--- CHALLENGE ---
Provide the data again in its entirety, exactly as given.

Data records:
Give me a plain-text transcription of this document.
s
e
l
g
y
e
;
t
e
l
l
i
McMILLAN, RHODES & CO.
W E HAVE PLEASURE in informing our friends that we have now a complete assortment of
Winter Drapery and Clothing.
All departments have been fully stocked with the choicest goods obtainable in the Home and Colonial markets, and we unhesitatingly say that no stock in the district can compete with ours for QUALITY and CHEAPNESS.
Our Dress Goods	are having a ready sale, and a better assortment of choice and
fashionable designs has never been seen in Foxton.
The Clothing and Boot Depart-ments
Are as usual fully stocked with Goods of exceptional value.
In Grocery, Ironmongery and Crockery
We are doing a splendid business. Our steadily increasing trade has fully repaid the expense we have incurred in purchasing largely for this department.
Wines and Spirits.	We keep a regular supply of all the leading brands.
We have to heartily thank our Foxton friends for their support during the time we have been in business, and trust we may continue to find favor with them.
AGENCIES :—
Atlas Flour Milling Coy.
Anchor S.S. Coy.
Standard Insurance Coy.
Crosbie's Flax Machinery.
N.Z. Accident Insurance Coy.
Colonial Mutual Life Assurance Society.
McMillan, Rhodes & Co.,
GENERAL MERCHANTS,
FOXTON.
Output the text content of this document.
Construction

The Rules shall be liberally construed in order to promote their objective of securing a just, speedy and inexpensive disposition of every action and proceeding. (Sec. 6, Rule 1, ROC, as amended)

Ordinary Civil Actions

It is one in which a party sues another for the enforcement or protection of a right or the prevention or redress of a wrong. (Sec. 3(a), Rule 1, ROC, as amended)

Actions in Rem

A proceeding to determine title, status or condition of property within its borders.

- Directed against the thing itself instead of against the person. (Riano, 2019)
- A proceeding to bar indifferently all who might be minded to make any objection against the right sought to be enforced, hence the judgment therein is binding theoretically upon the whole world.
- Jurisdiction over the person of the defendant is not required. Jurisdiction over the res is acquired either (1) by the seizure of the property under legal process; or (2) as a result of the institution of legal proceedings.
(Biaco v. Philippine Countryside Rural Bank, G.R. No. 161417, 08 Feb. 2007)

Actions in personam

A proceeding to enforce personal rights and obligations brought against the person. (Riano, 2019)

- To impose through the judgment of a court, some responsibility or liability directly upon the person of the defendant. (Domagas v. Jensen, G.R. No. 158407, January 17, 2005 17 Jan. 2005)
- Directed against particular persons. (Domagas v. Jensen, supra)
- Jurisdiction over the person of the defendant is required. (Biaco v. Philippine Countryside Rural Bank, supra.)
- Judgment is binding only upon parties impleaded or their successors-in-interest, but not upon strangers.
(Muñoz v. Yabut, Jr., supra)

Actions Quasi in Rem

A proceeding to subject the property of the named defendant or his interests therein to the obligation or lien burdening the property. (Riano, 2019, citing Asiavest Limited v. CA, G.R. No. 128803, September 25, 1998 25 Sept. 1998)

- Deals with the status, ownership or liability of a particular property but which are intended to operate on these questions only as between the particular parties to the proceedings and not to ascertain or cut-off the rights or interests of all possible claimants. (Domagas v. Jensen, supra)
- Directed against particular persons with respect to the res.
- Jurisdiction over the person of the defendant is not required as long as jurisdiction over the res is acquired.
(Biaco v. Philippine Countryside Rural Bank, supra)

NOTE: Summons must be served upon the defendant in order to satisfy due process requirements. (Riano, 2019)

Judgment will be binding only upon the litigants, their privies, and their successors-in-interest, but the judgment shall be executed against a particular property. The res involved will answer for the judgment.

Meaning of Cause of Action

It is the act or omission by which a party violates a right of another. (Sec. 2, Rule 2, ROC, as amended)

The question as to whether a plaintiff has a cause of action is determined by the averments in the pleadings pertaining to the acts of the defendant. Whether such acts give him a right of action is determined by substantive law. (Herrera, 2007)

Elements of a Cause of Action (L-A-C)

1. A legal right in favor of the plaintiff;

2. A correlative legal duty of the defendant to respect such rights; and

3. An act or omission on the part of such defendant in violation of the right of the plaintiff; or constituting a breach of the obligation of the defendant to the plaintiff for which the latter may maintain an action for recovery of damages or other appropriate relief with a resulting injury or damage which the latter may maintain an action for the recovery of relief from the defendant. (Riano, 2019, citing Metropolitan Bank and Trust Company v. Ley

--- EXERCISE SOLUTION ---
Give me a plain-text transcription of this document.
s
e
l
g
y
e
;
t
e
l
l
i
McMILLAN, RHODES & CO.
W E HAVE PLEASURE in informing our friends that we have now a complete assortment of
Winter Drapery and Clothing.
All departments have been fully stocked with the choicest goods obtainable in the Home and Colonial markets, and we unhesitatingly say that no stock in the district can compete with ours for QUALITY and CHEAPNESS.
Our Dress Goods	are having a ready sale, and a better assortment of choice and
fashionable designs has never been seen in Foxton.
The Clothing and Boot Depart-ments
Are as usual fully stocked with Goods of exceptional value.
In Grocery, Ironmongery and Crockery
We are doing a splendid business. Our steadily increasing trade has fully repaid the expense we have incurred in purchasing largely for this department.
Wines and Spirits.	We keep a regular supply of all the leading brands.
We have to heartily thank our Foxton friends for their support during the time we have been in business, and trust we may continue to find favor with them.
AGENCIES :—
Atlas Flour Milling Coy.
Anchor S.S. Coy.
Standard Insurance Coy.
Crosbie's Flax Machinery.
N.Z. Accident Insurance Coy.
Colonial Mutual Life Assurance Society.
McMillan, Rhodes & Co.,
GENERAL MERCHANTS,
FOXTON.
Output the text content of this document.
Construction

The Rules shall be liberally construed in order to promote their objective of securing a just, speedy and inexpensive disposition of every action and proceeding. (Sec. 6, Rule 1, ROC, as amended)

Ordinary Civil Actions

It is one in which a party sues another for the enforcement or protection of a right or the prevention or redress of a wrong. (Sec. 3(a), Rule 1, ROC, as amended)

Actions in Rem

A proceeding to determine title, status or condition of property within its borders.

- Directed against the thing itself instead of against the person. (Riano, 2019)
- A proceeding to bar indifferently all who might be minded to make any objection against the right sought to be enforced, hence the judgment therein is binding theoretically upon the whole world.
- Jurisdiction over the person of the defendant is not required. Jurisdiction over the res is acquired either (1) by the seizure of the property under legal process; or (2) as a result of the institution of legal proceedings.
(Biaco v. Philippine Countryside Rural Bank, G.R. No. 161417, 08 Feb. 2007)

Actions in personam

A proceeding to enforce personal rights and obligations brought against the person. (Riano, 2019)

- To impose through the judgment of a court, some responsibility or liability directly upon the person of the defendant. (Domagas v. Jensen, G.R. No. 158407, January 17, 2005 17 Jan. 2005)
- Directed against particular persons. (Domagas v. Jensen, supra)
- Jurisdiction over the person of the defendant is required. (Biaco v. Philippine Countryside Rural Bank, supra.)
- Judgment is binding only upon parties impleaded or their successors-in-interest, but not upon strangers.
(Muñoz v. Yabut, Jr., supra)

Actions Quasi in Rem

A proceeding to subject the property of the named defendant or his interests therein to the obligation or lien burdening the property. (Riano, 2019, citing Asiavest Limited v. CA, G.R. No. 128803, September 25, 1998 25 Sept. 1998)

- Deals with the status, ownership or liability of a particular property but which are intended to operate on these questions only as between the particular parties to the proceedings and not to ascertain or cut-off the rights or interests of all possible claimants. (Domagas v. Jensen, supra)
- Directed against particular persons with respect to the res.
- Jurisdiction over the person of the defendant is not required as long as jurisdiction over the res is acquired.
(Biaco v. Philippine Countryside Rural Bank, supra)

NOTE: Summons must be served upon the defendant in order to satisfy due process requirements. (Riano, 2019)

Judgment will be binding only upon the litigants, their privies, and their successors-in-interest, but the judgment shall be executed against a particular property. The res involved will answer for the judgment.

Meaning of Cause of Action

It is the act or omission by which a party violates a right of another. (Sec. 2, Rule 2, ROC, as amended)

The question as to whether a plaintiff has a cause of action is determined by the averments in the pleadings pertaining to the acts of the defendant. Whether such acts give him a right of action is determined by substantive law. (Herrera, 2007)

Elements of a Cause of Action (L-A-C)

1. A legal right in favor of the plaintiff;

2. A correlative legal duty of the defendant to respect such rights; and

3. An act or omission on the part of such defendant in violation of the right of the plaintiff; or constituting a breach of the obligation of the defendant to the plaintiff for which the latter may maintain an action for recovery of damages or other appropriate relief with a resulting injury or damage which the latter may maintain an action for the recovery of relief from the defendant. (Riano, 2019, citing Metropolitan Bank and Trust Company v. Ley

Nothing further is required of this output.